DATASET ::
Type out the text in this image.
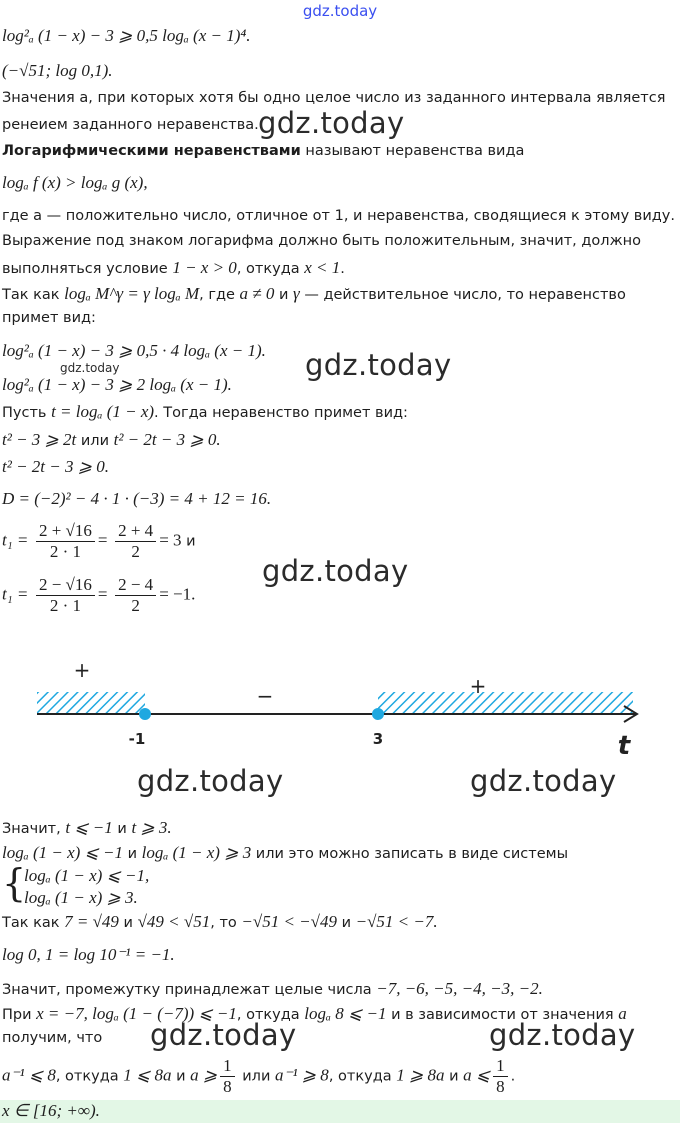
gdz.today
log²ₐ (1 − x) − 3 ⩾ 0,5 logₐ (x − 1)⁴.
(−√51; log 0,1).
Значения a, при которых хотя бы одно целое число из заданного интервала является
ренеием заданного неравенства. gdz.today
Логарифмическими неравенствами называют неравенства вида
logₐ f (x) > logₐ g (x),
где a — положительно число, отличное от 1, и неравенства, сводящиеся к этому виду.
Выражение под знаком логарифма должно быть положительным, значит, должно
выполняться условие 1 − x > 0, откуда x < 1.
Так как logₐ M^γ = γ logₐ M, где a ≠ 0 и γ — действительное число, то неравенство
примет вид:
log²ₐ (1 − x) − 3 ⩾ 0,5 · 4 logₐ (x − 1). gdz.today
gdz.today
log²ₐ (1 − x) − 3 ⩾ 2 logₐ (x − 1).
Пусть t = logₐ (1 − x). Тогда неравенство примет вид:
t² − 3 ⩾ 2t или t² − 2t − 3 ⩾ 0.
t² − 2t − 3 ⩾ 0.
D = (−2)² − 4 · 1 · (−3) = 4 + 12 = 16.
$t_1 = \frac{2 + √16}{2 \cdot 1} = \frac{2 + 4}{2} = 3$ и
$t_1 = \frac{2 - √16}{2 \cdot 1} = \frac{2 - 4}{2} = -1$.
gdz.today
+
−	+
-1	3	t
gdz.today	gdz.today
Значит, t ⩽ −1 и t ⩾ 3.
logₐ (1 − x) ⩽ −1 и logₐ (1 − x) ⩾ 3 или это можно записать в виде системы
{
logₐ (1 − x) ⩽ −1,
logₐ (1 − x) ⩾ 3.
Так как 7 = √49 и √49 < √51, то −√51 < −√49 и −√51 < −7.
log 0, 1 = log 10⁻¹ = −1.
Значит, промежутку принадлежат целые числа −7, −6, −5, −4, −3, −2.
При x = −7, logₐ (1 − (−7)) ⩽ −1, откуда logₐ 8 ⩽ −1 и в зависимости от значения a
получим, что gdz.today	gdz.today
a⁻¹ ⩽ 8, откуда 1 ⩽ 8a и a ⩾ $\frac{1}{8}$ или a⁻¹ ⩾ 8, откуда 1 ⩾ 8a и a ⩽ $\frac{1}{8}$ .
x ∈ [16; +∞).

TO BE DONE :: What is the number of lines containing "неравенство"? Give that number only.

FINISHED TASK :: 2